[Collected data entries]

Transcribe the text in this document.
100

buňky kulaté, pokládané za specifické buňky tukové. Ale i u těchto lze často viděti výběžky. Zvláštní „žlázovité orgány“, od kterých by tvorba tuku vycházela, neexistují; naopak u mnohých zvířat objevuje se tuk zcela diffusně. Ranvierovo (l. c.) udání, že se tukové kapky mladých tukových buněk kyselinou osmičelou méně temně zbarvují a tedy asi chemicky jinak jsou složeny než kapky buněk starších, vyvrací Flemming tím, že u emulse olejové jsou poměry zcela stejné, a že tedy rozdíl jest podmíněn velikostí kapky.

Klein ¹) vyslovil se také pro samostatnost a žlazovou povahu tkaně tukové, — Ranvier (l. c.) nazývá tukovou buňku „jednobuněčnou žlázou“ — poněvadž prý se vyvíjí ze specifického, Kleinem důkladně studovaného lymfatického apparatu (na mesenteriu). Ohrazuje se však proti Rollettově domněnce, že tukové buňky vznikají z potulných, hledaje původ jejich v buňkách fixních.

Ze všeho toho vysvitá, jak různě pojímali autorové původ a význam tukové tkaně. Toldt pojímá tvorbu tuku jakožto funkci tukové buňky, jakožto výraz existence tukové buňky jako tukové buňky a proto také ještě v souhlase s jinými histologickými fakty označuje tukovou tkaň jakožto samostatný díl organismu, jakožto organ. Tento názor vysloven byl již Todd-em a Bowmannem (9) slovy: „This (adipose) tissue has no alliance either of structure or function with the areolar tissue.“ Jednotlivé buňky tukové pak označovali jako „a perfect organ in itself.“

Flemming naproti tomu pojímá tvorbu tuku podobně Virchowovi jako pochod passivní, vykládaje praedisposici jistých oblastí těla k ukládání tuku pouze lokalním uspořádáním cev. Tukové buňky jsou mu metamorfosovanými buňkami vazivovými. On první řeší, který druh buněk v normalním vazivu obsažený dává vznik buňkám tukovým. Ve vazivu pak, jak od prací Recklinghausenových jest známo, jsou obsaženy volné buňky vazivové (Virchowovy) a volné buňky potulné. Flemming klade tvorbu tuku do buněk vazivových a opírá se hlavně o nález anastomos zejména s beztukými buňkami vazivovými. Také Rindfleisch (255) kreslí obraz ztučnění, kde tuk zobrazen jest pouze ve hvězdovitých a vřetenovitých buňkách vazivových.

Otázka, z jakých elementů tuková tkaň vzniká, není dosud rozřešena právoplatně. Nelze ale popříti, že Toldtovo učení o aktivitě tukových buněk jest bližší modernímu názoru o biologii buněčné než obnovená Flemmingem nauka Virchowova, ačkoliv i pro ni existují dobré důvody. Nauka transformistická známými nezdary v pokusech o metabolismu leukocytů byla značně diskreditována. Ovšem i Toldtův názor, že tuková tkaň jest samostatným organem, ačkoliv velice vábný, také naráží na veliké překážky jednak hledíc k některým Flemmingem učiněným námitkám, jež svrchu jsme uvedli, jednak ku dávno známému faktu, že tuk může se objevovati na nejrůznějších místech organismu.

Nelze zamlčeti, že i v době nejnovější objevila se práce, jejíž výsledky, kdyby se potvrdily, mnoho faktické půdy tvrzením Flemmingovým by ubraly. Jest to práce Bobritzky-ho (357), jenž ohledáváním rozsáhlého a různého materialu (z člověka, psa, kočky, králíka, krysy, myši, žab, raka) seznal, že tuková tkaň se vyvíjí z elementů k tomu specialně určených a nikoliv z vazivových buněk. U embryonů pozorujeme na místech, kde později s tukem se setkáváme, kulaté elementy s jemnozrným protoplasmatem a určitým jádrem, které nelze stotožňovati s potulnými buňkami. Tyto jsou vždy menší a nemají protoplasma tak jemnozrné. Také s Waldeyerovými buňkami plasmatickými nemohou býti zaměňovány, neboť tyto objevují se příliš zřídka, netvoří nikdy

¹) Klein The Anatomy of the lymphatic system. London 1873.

■ **What the exercise asks**
Give back all the data exactly as written.

■ **Written reply**
Transcribe the text in this document.
100

buňky kulaté, pokládané za specifické buňky tukové. Ale i u těchto lze často viděti výběžky. Zvláštní „žlázovité orgány“, od kterých by tvorba tuku vycházela, neexistují; naopak u mnohých zvířat objevuje se tuk zcela diffusně. Ranvierovo (l. c.) udání, že se tukové kapky mladých tukových buněk kyselinou osmičelou méně temně zbarvují a tedy asi chemicky jinak jsou složeny než kapky buněk starších, vyvrací Flemming tím, že u emulse olejové jsou poměry zcela stejné, a že tedy rozdíl jest podmíněn velikostí kapky.

Klein ¹) vyslovil se také pro samostatnost a žlazovou povahu tkaně tukové, — Ranvier (l. c.) nazývá tukovou buňku „jednobuněčnou žlázou“ — poněvadž prý se vyvíjí ze specifického, Kleinem důkladně studovaného lymfatického apparatu (na mesenteriu). Ohrazuje se však proti Rollettově domněnce, že tukové buňky vznikají z potulných, hledaje původ jejich v buňkách fixních.

Ze všeho toho vysvitá, jak různě pojímali autorové původ a význam tukové tkaně. Toldt pojímá tvorbu tuku jakožto funkci tukové buňky, jakožto výraz existence tukové buňky jako tukové buňky a proto také ještě v souhlase s jinými histologickými fakty označuje tukovou tkaň jakožto samostatný díl organismu, jakožto organ. Tento názor vysloven byl již Todd-em a Bowmannem (9) slovy: „This (adipose) tissue has no alliance either of structure or function with the areolar tissue.“ Jednotlivé buňky tukové pak označovali jako „a perfect organ in itself.“

Flemming naproti tomu pojímá tvorbu tuku podobně Virchowovi jako pochod passivní, vykládaje praedisposici jistých oblastí těla k ukládání tuku pouze lokalním uspořádáním cev. Tukové buňky jsou mu metamorfosovanými buňkami vazivovými. On první řeší, který druh buněk v normalním vazivu obsažený dává vznik buňkám tukovým. Ve vazivu pak, jak od prací Recklinghausenových jest známo, jsou obsaženy volné buňky vazivové (Virchowovy) a volné buňky potulné. Flemming klade tvorbu tuku do buněk vazivových a opírá se hlavně o nález anastomos zejména s beztukými buňkami vazivovými. Také Rindfleisch (255) kreslí obraz ztučnění, kde tuk zobrazen jest pouze ve hvězdovitých a vřetenovitých buňkách vazivových.

Otázka, z jakých elementů tuková tkaň vzniká, není dosud rozřešena právoplatně. Nelze ale popříti, že Toldtovo učení o aktivitě tukových buněk jest bližší modernímu názoru o biologii buněčné než obnovená Flemmingem nauka Virchowova, ačkoliv i pro ni existují dobré důvody. Nauka transformistická známými nezdary v pokusech o metabolismu leukocytů byla značně diskreditována. Ovšem i Toldtův názor, že tuková tkaň jest samostatným organem, ačkoliv velice vábný, také naráží na veliké překážky jednak hledíc k některým Flemmingem učiněným námitkám, jež svrchu jsme uvedli, jednak ku dávno známému faktu, že tuk může se objevovati na nejrůznějších místech organismu.

Nelze zamlčeti, že i v době nejnovější objevila se práce, jejíž výsledky, kdyby se potvrdily, mnoho faktické půdy tvrzením Flemmingovým by ubraly. Jest to práce Bobritzky-ho (357), jenž ohledáváním rozsáhlého a různého materialu (z člověka, psa, kočky, králíka, krysy, myši, žab, raka) seznal, že tuková tkaň se vyvíjí z elementů k tomu specialně určených a nikoliv z vazivových buněk. U embryonů pozorujeme na místech, kde později s tukem se setkáváme, kulaté elementy s jemnozrným protoplasmatem a určitým jádrem, které nelze stotožňovati s potulnými buňkami. Tyto jsou vždy menší a nemají protoplasma tak jemnozrné. Také s Waldeyerovými buňkami plasmatickými nemohou býti zaměňovány, neboť tyto objevují se příliš zřídka, netvoří nikdy

¹) Klein The Anatomy of the lymphatic system. London 1873.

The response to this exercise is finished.